## [Given request]
Go through the listing beneath this task and return every line that carries the string "name".
□ □ □ □ □ □ □
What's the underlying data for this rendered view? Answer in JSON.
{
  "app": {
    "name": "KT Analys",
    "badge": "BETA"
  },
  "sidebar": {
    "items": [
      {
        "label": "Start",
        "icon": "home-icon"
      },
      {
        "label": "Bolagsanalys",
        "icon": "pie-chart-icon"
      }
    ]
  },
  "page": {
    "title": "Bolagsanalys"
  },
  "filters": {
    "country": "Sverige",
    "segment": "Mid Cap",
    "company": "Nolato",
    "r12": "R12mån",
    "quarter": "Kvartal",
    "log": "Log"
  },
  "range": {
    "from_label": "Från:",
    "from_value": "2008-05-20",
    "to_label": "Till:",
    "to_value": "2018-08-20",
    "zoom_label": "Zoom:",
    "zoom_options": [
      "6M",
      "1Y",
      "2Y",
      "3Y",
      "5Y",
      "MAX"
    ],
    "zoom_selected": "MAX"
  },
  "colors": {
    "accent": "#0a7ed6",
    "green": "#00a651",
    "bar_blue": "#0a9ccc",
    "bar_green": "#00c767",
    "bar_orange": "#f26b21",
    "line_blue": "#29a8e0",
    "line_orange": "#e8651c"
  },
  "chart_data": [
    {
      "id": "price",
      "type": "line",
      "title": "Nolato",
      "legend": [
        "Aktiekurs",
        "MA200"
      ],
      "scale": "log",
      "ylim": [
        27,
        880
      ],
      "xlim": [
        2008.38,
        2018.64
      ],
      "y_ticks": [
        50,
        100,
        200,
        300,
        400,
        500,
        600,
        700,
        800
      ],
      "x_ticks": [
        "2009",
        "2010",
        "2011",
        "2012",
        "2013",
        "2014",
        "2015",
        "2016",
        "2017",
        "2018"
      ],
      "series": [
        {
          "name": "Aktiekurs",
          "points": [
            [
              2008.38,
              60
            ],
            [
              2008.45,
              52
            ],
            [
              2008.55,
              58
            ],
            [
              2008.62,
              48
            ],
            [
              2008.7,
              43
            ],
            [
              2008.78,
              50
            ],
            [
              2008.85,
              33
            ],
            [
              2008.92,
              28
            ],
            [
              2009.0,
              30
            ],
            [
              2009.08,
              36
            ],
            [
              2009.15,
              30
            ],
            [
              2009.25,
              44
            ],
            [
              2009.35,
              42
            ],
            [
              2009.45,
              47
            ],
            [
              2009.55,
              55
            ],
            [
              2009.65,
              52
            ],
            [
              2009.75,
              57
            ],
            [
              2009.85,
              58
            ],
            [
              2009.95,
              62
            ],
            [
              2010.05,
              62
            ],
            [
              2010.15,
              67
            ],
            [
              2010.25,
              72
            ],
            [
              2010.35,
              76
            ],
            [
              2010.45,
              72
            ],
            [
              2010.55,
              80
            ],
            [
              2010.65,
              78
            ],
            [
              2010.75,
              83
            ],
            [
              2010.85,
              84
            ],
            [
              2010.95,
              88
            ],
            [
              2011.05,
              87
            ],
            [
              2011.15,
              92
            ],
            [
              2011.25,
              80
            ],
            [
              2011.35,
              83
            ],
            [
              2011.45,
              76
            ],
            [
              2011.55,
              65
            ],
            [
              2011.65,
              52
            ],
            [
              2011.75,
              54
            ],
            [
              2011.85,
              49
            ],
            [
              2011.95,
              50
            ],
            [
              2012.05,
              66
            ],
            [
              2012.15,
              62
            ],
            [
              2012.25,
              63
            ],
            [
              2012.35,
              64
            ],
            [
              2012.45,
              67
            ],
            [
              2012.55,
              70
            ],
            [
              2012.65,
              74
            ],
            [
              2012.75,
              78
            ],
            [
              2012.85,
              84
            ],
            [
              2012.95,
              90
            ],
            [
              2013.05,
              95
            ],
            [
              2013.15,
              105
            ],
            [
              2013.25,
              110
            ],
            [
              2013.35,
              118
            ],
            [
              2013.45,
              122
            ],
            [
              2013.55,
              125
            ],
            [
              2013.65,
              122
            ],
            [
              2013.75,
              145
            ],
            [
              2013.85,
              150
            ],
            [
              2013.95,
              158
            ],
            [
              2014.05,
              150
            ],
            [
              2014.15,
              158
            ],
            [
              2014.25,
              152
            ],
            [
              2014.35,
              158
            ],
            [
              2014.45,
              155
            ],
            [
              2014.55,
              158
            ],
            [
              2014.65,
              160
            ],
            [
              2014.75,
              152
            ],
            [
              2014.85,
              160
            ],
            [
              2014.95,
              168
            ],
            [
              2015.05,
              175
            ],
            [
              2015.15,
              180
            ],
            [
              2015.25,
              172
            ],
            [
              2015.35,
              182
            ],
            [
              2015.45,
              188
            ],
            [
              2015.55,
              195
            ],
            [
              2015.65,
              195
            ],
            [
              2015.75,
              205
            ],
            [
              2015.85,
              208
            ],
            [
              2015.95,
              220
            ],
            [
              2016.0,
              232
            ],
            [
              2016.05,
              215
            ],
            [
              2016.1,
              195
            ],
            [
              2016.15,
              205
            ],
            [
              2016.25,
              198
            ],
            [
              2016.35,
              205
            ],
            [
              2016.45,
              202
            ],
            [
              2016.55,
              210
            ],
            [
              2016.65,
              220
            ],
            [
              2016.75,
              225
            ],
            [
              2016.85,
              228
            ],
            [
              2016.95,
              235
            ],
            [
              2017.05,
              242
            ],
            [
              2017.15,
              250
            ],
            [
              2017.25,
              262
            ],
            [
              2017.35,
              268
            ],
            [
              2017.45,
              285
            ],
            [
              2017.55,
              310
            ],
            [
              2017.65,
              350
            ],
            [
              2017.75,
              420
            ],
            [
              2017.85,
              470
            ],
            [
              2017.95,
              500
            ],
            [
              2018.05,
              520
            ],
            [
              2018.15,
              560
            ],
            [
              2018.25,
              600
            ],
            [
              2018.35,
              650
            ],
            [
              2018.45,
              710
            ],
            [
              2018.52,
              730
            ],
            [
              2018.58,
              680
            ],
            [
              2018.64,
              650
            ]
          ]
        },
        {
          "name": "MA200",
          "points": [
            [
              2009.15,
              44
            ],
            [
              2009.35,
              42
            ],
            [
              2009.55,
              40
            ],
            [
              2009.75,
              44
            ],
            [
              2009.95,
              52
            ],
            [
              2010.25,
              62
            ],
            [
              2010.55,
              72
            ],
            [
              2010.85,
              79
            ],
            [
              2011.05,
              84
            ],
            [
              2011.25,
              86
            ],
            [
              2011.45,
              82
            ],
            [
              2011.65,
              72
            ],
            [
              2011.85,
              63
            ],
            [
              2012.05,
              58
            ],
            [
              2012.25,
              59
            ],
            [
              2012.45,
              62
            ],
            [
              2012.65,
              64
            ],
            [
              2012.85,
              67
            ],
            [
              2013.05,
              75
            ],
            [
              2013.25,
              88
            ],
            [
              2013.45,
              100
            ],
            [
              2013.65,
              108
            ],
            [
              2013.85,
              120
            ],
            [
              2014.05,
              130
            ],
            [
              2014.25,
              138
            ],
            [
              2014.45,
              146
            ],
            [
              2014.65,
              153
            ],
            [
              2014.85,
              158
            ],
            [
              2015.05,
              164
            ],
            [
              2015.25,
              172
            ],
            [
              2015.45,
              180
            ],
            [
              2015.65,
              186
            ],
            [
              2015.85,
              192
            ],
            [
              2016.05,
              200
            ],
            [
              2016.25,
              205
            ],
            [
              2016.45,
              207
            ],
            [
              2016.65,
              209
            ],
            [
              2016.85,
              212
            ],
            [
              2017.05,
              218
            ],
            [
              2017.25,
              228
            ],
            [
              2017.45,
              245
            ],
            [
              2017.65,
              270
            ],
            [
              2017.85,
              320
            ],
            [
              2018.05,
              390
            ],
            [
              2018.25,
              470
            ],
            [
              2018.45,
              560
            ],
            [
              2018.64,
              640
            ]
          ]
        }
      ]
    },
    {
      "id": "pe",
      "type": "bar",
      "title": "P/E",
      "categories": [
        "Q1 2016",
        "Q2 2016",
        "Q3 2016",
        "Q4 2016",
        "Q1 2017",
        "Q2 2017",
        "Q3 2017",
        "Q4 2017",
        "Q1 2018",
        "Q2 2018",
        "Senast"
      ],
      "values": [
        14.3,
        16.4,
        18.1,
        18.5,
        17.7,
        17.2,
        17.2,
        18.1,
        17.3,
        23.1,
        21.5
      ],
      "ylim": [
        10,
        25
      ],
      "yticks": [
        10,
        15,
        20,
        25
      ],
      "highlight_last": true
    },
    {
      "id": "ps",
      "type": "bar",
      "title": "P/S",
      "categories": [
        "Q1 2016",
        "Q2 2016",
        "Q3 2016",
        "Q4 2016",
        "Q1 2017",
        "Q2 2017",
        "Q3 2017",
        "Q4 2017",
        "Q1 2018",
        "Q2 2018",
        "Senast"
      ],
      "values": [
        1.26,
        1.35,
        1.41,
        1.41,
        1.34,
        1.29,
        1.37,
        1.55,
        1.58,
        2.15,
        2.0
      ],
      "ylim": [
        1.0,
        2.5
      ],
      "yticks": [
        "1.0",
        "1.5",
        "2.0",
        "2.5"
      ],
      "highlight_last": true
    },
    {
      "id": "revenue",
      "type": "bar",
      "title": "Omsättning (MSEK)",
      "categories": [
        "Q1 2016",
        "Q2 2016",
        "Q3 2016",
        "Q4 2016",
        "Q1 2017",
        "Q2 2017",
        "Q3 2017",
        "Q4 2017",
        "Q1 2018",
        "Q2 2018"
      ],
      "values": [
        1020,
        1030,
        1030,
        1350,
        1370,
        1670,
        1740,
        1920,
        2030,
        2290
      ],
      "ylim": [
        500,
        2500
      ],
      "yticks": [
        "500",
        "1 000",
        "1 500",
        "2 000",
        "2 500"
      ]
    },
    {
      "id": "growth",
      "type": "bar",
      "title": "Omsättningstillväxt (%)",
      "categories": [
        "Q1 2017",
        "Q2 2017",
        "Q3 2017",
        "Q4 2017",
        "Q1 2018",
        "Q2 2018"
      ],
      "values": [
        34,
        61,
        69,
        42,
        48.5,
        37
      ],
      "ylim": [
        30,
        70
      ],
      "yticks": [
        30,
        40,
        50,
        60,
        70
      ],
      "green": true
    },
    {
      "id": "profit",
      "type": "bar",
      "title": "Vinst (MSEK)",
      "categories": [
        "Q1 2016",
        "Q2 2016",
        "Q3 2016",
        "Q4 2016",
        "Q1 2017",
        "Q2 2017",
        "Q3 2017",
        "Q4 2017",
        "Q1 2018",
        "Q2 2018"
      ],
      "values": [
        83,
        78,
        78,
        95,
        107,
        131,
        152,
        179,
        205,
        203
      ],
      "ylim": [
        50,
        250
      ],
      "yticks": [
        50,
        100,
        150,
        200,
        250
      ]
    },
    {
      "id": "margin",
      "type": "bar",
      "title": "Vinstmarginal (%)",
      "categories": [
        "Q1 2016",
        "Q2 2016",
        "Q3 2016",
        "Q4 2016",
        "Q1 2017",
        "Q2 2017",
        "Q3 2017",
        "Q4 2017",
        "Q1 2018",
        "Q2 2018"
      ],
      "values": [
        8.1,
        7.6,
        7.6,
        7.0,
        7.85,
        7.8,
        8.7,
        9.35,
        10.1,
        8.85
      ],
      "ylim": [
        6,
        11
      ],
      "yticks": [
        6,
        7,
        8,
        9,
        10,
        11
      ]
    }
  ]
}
□ □ □ □ □ □ □
## [Correct result]
    "name": "KT Analys",
          "name": "Aktiekurs",
          "name": "MA200",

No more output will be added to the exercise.